▶ **本文**
____________________

一方、入力ピストン15は、ブースタピストン16の内周に形成した環状壁部35の貫通孔41に摺動可能に嵌挿されており、その前端部が同じくマスタシリンダ2の圧力室25内に延出されている。
【0015】
なお、ブースタピストン16と、マスタシリンダ2のシリンダ本体21との間はシール部材31によりシールされ、また、ブースタピストン16の環状壁部35と、入力ピストン15との間はシール部材、すなわち、環状カップ(プランジャ)42、環状プレート43及びOリング44によりシールされており、これにより、圧力室25からマスタシリンダ2外へのブレーキ液の漏出が防止されている。
【0016】
一方、入力ピストン15の後端部には拡径部材50が連結され、該拡径部材50の球面凹部にブレーキペダル(図示略)と連動する入力ロッド51の先端部が揺動自在に連結されている。この結果、入力ピストン15は、ブレーキペダルの操作によりブースタピストン16内を進退移動するようになっている。なお、入力ロッド51は、拡径部材50をリヤカバー6の筒状ガイド部12の後端に一体に形成した内方突起52に当接させることにより後方(車室R2側)への移動が規制されている。すなわち、入力ピストン15は、拡径部材50がリヤカバー6の内方突起52に当接した位置が後退端となる。
【0017】
電動アクチュエータ17は、電動モータ53と、この電動モータ53の回転を直線運動に変換してピストン組立体14のブースタピストン16(出力部材)に伝達する回転直動変換機構としてのボールねじ機構54とからなっている。
【0018】
電動モータ53は、ステータ55と、ステータ55に対向して配置される永久磁石56を有し、ステータ55への通電により回転する中空のロータ57とからなる。ステータ55は、図1及び図2に示すように、直方体からなるステータ本体60aを円周上に間隔を置いて複数配置した形態で樹脂モールドされ、各ステータ本体60aに複数のコイル60bを巻いて全体として環状に構成されたステータコイル60と、該ステータコイル60の後側に溶着され、該ステータコイル60からの各相(U相、V相、W相)のコイル60bを結線する結線リング61と、該結線リング61の上部に一方の端部が取付ネジ64により固定される接続バスバー63(U相、V相、W相)を有しステータコイル60を跨ぐように配置される端子台62とから構成される。該端子台62は接続バスバー63を一体的に樹脂モールドした略ブロック状に形成され、モータハウジング本体4内でECU18(ECUハウジング19)の略直下に配置される。該端子台62の前面で接続バスバー63の他方の端部が配置される部位には、該接続バスバー63の他方の端部を、ECUハウジング19から突出して設けられ、ECU18からモータハウジング本体4の貫通孔20を通って延びるU相、V相、W相の計3本のECUバスバー65(バスバー)の端部に機械的及び電気的に接続するための取付ネジ66が螺合するネジ孔67が形成される。
【0019】
電動モータ53は、そのステータ55がモータハウジング本体4にボルト70により固定されると共に、そのロータ57が軸受71、72を介してモータハウジング本体4及びリヤカバー6に回動自在に支持されている。なお、軸受71は、モータハウジング本体4の前壁7の段部に嵌合した状態で配置され、軸受72は、リヤカバー6の段部に嵌合して設けられている。

____________________

▶ **データレコード**
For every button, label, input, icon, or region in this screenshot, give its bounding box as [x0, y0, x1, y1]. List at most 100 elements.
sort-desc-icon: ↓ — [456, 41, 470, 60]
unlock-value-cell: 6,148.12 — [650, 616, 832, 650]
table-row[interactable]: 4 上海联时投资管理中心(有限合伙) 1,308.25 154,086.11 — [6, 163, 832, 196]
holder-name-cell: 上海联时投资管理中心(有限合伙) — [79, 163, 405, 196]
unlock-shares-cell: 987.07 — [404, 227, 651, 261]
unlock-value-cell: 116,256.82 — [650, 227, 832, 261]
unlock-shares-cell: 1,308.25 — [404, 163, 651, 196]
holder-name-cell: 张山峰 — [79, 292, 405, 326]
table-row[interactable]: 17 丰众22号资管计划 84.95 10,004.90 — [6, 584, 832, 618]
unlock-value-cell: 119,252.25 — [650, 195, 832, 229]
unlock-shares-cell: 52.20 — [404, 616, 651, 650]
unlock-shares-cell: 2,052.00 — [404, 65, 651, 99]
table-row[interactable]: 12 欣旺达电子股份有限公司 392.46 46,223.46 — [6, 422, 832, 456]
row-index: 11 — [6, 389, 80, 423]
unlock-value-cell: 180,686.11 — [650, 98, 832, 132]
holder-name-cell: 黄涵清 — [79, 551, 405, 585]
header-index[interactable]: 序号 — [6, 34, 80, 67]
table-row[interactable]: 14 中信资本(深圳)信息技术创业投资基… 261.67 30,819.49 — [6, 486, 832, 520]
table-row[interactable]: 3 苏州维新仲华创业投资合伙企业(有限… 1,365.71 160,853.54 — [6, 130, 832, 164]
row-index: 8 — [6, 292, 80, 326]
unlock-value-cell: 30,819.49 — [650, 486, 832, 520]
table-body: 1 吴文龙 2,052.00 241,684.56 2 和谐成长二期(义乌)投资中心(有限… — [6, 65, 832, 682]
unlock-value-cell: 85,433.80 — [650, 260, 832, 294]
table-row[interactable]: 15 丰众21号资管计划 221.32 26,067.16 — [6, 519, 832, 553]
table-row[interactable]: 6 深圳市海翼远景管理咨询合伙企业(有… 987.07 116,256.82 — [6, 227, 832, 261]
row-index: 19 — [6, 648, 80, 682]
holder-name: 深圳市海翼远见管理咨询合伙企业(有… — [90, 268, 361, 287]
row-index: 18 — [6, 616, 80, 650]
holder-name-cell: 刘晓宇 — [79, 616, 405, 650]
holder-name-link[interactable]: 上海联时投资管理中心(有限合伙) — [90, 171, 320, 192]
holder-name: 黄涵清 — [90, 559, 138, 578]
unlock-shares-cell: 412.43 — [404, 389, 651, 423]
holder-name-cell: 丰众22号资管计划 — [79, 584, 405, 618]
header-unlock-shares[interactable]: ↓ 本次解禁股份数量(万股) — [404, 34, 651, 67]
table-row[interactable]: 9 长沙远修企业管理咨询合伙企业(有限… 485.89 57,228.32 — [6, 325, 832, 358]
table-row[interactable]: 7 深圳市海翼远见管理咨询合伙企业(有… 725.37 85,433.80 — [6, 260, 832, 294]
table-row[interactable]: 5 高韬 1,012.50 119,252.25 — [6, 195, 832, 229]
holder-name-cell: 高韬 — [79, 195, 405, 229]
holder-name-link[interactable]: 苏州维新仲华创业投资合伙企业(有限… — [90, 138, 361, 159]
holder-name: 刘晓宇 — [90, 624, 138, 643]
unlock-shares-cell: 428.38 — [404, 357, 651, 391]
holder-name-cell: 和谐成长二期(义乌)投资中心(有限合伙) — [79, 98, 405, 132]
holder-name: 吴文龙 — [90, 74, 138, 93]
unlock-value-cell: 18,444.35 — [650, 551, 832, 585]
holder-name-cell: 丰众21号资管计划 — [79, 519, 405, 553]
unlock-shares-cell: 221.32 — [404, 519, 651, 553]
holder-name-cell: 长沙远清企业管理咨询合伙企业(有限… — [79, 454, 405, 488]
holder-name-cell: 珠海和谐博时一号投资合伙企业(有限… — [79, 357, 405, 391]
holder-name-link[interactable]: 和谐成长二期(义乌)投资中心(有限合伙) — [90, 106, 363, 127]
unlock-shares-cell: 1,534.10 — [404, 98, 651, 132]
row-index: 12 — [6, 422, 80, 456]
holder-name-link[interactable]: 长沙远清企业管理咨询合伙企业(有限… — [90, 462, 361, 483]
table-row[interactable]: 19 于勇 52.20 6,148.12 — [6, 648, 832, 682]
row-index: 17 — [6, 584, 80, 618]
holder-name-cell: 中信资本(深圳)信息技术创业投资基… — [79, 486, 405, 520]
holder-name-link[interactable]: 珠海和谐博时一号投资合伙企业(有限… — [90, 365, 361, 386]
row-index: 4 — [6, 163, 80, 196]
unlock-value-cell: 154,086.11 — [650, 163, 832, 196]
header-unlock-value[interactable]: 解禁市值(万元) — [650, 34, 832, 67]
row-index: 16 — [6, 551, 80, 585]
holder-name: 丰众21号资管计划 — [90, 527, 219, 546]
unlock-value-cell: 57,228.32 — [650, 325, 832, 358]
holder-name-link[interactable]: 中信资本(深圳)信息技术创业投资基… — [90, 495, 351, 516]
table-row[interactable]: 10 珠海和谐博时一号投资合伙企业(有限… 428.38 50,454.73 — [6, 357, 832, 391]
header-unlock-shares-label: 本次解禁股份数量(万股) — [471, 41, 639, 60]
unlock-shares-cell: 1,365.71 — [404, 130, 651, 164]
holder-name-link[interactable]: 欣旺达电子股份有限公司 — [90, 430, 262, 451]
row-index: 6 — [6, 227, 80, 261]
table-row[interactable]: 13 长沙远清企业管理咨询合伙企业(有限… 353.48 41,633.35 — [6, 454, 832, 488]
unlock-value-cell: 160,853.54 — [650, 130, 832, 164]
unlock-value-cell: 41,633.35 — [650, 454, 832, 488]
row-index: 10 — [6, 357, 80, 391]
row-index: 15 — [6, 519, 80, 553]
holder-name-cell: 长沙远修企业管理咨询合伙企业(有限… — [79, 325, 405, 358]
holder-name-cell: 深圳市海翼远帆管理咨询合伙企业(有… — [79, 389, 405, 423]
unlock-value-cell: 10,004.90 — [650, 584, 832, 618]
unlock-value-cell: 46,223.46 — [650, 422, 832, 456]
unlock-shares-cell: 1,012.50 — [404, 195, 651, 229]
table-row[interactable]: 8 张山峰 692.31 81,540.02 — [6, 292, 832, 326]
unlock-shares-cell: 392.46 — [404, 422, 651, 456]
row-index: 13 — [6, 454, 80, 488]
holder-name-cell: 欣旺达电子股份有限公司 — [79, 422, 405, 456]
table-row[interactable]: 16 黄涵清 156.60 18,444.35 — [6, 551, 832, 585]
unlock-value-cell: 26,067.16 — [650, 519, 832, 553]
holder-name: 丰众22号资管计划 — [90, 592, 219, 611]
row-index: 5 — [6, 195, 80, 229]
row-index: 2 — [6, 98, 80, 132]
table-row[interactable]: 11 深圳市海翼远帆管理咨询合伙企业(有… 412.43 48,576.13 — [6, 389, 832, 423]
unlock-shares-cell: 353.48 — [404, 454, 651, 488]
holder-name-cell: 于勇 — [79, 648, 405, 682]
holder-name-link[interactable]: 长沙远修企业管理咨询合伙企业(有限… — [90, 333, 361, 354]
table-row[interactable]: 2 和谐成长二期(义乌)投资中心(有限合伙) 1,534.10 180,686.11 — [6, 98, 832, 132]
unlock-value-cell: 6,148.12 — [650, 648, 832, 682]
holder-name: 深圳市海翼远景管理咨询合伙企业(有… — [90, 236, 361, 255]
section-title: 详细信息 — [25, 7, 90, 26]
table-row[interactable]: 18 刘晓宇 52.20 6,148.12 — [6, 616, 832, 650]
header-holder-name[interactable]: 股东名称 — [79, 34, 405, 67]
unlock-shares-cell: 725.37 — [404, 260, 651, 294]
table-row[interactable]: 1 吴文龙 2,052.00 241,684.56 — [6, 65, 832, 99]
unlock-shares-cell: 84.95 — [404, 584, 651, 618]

____________________

▶ **課題**
電動アクチュエータ17が何からなっているか、本文に沿って答えてください。

▶ **解答**
電動モータ53と、その回転を直線運動に変換してブースタピストン16に伝達する回転直動変換機構としてのボールねじ機構54からなっている。